[Excerpts from a layout annotation set]
———
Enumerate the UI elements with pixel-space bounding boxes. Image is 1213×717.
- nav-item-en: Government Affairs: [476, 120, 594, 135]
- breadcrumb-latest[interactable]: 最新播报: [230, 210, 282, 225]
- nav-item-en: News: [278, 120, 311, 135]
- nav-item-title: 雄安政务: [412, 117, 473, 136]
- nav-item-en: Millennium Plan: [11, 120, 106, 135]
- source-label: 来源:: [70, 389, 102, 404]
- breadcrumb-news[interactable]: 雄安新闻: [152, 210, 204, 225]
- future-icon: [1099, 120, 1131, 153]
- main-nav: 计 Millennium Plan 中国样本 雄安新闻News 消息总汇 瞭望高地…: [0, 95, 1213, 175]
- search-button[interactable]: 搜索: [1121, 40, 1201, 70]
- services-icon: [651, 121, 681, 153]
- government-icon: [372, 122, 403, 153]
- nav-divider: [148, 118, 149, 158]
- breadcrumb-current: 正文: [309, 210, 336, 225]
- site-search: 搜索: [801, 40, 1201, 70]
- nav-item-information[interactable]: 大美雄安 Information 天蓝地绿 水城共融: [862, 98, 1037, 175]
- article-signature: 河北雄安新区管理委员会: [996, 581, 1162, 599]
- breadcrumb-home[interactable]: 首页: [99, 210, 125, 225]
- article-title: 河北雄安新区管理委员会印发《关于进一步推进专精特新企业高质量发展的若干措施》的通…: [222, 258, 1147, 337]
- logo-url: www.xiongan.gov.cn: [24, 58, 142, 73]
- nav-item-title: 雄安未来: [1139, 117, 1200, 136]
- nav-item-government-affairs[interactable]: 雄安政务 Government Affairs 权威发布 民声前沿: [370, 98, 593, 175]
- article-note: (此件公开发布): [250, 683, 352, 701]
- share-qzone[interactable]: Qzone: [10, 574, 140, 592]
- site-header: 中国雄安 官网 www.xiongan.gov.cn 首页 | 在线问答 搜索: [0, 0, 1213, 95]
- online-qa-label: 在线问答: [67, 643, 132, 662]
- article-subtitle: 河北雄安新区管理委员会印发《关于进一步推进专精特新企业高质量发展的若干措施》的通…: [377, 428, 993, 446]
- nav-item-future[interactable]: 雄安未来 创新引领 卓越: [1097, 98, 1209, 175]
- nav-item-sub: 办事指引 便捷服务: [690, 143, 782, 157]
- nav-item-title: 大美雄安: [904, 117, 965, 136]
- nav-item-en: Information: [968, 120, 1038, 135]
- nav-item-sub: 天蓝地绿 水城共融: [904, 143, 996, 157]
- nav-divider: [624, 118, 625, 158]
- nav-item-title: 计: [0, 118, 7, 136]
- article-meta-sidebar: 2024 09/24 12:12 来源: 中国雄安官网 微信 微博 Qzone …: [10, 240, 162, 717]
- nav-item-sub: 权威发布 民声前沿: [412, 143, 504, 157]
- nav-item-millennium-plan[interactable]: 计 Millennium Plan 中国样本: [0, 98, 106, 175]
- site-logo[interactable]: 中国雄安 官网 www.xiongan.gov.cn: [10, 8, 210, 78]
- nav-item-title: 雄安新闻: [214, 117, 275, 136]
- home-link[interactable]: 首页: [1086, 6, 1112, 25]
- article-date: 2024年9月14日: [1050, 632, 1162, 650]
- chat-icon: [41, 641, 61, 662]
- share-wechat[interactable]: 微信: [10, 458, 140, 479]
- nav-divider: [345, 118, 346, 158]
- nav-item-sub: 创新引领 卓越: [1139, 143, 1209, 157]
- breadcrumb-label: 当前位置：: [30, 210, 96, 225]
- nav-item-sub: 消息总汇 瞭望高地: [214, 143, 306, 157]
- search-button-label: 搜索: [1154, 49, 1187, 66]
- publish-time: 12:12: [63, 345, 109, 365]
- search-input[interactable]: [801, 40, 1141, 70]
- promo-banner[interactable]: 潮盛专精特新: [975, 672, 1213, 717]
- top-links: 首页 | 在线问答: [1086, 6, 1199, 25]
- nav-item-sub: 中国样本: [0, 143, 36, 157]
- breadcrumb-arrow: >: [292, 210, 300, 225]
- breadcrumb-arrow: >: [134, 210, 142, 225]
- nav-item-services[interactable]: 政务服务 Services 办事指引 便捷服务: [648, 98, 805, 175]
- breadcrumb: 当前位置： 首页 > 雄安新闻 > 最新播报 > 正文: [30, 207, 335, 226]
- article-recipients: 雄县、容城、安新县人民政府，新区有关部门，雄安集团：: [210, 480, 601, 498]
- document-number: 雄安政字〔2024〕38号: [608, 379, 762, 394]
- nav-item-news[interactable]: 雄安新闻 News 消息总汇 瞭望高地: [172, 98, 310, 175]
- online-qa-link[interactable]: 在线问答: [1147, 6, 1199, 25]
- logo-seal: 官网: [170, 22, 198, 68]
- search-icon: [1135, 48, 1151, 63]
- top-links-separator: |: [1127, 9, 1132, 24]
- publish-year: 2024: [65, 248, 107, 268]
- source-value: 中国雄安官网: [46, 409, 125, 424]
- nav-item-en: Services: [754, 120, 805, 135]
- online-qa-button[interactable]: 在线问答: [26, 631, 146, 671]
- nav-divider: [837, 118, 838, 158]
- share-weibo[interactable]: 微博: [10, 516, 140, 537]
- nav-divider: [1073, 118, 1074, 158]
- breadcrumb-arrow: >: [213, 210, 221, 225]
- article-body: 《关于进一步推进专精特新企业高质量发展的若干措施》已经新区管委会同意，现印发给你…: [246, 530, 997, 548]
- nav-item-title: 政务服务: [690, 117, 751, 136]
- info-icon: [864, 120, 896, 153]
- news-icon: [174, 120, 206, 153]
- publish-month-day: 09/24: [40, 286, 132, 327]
———
## Task to carry out
Return the rows verbatim, from the first one through the line with "- article-note: (此件公开发布): [250, 683, 352, 701]", including both.

## Answer below
Enumerate the UI elements with pixel-space bounding boxes. Image is 1213×717.
- nav-item-en: Government Affairs: [476, 120, 594, 135]
- breadcrumb-latest[interactable]: 最新播报: [230, 210, 282, 225]
- nav-item-en: News: [278, 120, 311, 135]
- nav-item-title: 雄安政务: [412, 117, 473, 136]
- nav-item-en: Millennium Plan: [11, 120, 106, 135]
- source-label: 来源:: [70, 389, 102, 404]
- breadcrumb-news[interactable]: 雄安新闻: [152, 210, 204, 225]
- future-icon: [1099, 120, 1131, 153]
- main-nav: 计 Millennium Plan 中国样本 雄安新闻News 消息总汇 瞭望高地…: [0, 95, 1213, 175]
- search-button[interactable]: 搜索: [1121, 40, 1201, 70]
- services-icon: [651, 121, 681, 153]
- government-icon: [372, 122, 403, 153]
- nav-divider: [148, 118, 149, 158]
- breadcrumb-current: 正文: [309, 210, 336, 225]
- site-search: 搜索: [801, 40, 1201, 70]
- nav-item-information[interactable]: 大美雄安 Information 天蓝地绿 水城共融: [862, 98, 1037, 175]
- article-signature: 河北雄安新区管理委员会: [996, 581, 1162, 599]
- breadcrumb-home[interactable]: 首页: [99, 210, 125, 225]
- article-title: 河北雄安新区管理委员会印发《关于进一步推进专精特新企业高质量发展的若干措施》的通…: [222, 258, 1147, 337]
- logo-url: www.xiongan.gov.cn: [24, 58, 142, 73]
- nav-item-title: 雄安未来: [1139, 117, 1200, 136]
- nav-item-government-affairs[interactable]: 雄安政务 Government Affairs 权威发布 民声前沿: [370, 98, 593, 175]
- article-note: (此件公开发布): [250, 683, 352, 701]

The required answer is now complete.